++++ DATA SUPPLIED ++++
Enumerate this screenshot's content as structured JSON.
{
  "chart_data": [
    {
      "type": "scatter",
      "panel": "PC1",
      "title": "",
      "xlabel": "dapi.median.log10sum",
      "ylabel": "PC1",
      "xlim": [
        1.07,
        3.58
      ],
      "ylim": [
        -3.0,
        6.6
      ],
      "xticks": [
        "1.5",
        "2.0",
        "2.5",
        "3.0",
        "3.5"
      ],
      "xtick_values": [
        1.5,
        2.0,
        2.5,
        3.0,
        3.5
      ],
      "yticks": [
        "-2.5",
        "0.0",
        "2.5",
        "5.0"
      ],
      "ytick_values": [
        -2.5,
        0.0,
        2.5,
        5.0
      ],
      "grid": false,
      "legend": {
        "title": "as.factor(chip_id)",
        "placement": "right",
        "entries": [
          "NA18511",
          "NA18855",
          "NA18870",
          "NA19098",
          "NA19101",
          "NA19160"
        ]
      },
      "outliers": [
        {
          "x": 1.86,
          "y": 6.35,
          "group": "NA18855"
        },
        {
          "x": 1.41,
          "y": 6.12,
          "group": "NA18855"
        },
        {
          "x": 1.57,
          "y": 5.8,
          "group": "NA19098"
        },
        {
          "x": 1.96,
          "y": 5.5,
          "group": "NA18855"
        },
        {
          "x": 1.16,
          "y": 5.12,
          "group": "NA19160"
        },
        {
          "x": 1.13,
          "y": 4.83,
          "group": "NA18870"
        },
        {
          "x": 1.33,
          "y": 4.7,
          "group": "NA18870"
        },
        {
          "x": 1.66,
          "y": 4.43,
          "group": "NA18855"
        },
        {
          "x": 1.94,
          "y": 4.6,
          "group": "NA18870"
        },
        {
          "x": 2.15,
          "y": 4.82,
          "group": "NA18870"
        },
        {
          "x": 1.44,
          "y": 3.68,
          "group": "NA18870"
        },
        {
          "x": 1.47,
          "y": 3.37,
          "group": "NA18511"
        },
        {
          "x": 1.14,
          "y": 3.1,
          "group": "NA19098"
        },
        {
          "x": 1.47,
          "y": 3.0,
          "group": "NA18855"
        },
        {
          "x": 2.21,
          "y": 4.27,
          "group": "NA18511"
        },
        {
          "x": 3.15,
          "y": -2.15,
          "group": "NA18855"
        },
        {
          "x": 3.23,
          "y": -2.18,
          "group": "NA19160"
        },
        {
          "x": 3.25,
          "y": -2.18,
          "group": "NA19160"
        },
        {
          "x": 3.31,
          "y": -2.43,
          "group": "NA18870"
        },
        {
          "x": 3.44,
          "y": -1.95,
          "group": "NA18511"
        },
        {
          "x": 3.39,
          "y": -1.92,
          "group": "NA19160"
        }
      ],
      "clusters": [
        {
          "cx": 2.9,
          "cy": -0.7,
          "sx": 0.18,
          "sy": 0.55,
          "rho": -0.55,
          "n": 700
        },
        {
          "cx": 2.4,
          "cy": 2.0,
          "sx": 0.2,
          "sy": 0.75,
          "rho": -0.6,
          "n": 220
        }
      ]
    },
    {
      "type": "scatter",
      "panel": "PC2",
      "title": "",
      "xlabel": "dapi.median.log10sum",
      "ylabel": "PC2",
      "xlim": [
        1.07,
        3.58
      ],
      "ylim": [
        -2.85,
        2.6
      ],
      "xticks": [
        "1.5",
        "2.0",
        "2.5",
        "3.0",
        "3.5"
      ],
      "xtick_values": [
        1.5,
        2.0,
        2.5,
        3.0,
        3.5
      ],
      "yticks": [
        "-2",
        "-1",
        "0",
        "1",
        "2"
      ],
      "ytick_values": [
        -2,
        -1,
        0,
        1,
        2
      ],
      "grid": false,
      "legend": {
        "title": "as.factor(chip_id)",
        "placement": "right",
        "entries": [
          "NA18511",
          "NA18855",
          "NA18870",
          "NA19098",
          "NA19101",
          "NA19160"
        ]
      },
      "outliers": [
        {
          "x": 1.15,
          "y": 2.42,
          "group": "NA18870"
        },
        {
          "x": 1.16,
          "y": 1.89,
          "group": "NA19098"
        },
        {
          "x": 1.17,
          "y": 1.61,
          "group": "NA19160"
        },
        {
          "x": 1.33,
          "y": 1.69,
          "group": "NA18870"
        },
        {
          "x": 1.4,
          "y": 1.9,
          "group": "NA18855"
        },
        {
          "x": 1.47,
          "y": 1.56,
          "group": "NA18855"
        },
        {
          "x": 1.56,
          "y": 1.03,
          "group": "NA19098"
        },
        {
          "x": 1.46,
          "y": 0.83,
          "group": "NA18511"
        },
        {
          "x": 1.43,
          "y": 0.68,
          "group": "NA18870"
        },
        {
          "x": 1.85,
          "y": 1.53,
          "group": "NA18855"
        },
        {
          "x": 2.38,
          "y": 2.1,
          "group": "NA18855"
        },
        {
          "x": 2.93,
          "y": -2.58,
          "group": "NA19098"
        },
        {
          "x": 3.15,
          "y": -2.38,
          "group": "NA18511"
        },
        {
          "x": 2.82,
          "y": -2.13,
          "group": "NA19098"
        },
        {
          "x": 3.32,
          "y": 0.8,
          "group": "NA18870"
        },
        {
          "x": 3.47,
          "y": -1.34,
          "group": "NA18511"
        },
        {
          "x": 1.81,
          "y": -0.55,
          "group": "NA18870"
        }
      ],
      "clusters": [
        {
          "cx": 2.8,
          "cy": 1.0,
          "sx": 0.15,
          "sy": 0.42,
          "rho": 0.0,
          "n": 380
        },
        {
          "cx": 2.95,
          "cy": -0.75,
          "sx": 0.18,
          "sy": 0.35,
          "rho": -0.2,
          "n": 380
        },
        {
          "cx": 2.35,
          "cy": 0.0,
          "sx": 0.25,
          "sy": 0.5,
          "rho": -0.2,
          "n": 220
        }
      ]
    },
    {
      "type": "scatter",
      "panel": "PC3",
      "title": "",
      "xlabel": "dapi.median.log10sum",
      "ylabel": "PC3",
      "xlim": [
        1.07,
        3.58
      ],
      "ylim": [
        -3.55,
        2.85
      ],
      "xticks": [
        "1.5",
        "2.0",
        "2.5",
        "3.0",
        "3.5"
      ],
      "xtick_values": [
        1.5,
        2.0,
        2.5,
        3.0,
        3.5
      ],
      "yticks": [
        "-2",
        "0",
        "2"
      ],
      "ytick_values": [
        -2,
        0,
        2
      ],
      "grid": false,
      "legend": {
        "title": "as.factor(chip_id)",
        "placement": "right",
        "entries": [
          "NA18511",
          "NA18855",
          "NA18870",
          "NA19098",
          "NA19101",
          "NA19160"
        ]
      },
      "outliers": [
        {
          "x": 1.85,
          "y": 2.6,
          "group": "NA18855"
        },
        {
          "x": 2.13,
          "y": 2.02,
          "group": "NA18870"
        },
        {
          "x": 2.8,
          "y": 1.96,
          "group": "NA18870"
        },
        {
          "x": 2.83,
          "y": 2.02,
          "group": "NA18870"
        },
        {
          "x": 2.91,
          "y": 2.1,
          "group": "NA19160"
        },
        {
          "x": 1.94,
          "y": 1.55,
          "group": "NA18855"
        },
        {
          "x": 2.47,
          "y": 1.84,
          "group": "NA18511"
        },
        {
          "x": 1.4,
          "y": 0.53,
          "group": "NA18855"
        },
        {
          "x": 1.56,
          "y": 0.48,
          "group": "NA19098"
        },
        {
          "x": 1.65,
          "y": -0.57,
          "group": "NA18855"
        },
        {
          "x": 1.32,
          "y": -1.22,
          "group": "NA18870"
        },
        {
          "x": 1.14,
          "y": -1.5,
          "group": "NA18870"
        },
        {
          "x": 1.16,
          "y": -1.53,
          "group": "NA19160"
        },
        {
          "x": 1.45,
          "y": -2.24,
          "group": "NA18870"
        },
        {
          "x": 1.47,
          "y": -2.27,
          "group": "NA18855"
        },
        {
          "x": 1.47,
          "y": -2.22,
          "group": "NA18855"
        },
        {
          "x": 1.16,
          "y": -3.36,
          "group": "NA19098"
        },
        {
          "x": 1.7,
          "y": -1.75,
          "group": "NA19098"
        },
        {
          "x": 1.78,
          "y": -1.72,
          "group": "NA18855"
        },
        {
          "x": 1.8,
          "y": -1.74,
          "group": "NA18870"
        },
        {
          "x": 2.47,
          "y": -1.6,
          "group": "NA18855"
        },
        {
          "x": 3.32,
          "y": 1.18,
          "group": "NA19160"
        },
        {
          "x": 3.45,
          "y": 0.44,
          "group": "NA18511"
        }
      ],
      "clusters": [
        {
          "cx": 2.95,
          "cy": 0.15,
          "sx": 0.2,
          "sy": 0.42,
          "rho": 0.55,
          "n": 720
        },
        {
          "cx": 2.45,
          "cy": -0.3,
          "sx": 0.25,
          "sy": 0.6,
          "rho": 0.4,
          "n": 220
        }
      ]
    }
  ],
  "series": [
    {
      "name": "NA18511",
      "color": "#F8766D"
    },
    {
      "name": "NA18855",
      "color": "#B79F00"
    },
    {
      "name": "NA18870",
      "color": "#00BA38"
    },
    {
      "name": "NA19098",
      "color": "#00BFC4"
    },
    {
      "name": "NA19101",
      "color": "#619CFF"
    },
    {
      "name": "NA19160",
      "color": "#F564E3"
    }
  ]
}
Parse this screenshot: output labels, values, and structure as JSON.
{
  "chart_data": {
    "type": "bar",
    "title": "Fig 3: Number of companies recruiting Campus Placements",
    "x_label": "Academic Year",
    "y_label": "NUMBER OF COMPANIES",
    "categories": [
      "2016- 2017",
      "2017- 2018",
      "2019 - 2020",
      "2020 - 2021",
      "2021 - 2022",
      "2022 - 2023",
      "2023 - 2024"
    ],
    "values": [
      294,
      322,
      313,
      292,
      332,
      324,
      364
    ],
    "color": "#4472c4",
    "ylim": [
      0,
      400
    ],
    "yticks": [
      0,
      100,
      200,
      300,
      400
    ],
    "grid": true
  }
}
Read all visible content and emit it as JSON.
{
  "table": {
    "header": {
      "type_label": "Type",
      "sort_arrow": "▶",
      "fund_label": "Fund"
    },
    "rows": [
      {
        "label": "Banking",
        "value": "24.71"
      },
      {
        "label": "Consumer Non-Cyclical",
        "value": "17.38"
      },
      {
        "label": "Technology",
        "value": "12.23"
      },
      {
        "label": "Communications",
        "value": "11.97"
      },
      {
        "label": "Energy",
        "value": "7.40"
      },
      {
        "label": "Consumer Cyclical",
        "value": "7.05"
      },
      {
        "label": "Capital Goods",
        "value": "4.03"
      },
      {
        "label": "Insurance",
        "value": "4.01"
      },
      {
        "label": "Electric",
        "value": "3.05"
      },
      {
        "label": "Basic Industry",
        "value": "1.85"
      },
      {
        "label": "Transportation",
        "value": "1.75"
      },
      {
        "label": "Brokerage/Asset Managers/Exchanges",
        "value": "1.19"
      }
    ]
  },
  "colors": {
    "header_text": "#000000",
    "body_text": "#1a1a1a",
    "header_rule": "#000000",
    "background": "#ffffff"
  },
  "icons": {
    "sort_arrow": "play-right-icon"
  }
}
++++
### GOAL
Copy out each line of the records where the string "name" appears.

### SOLUTION TO THIS PROBLEM
      "name": "NA18511",
      "name": "NA18855",
      "name": "NA18870",
      "name": "NA19098",
      "name": "NA19101",
      "name": "NA19160",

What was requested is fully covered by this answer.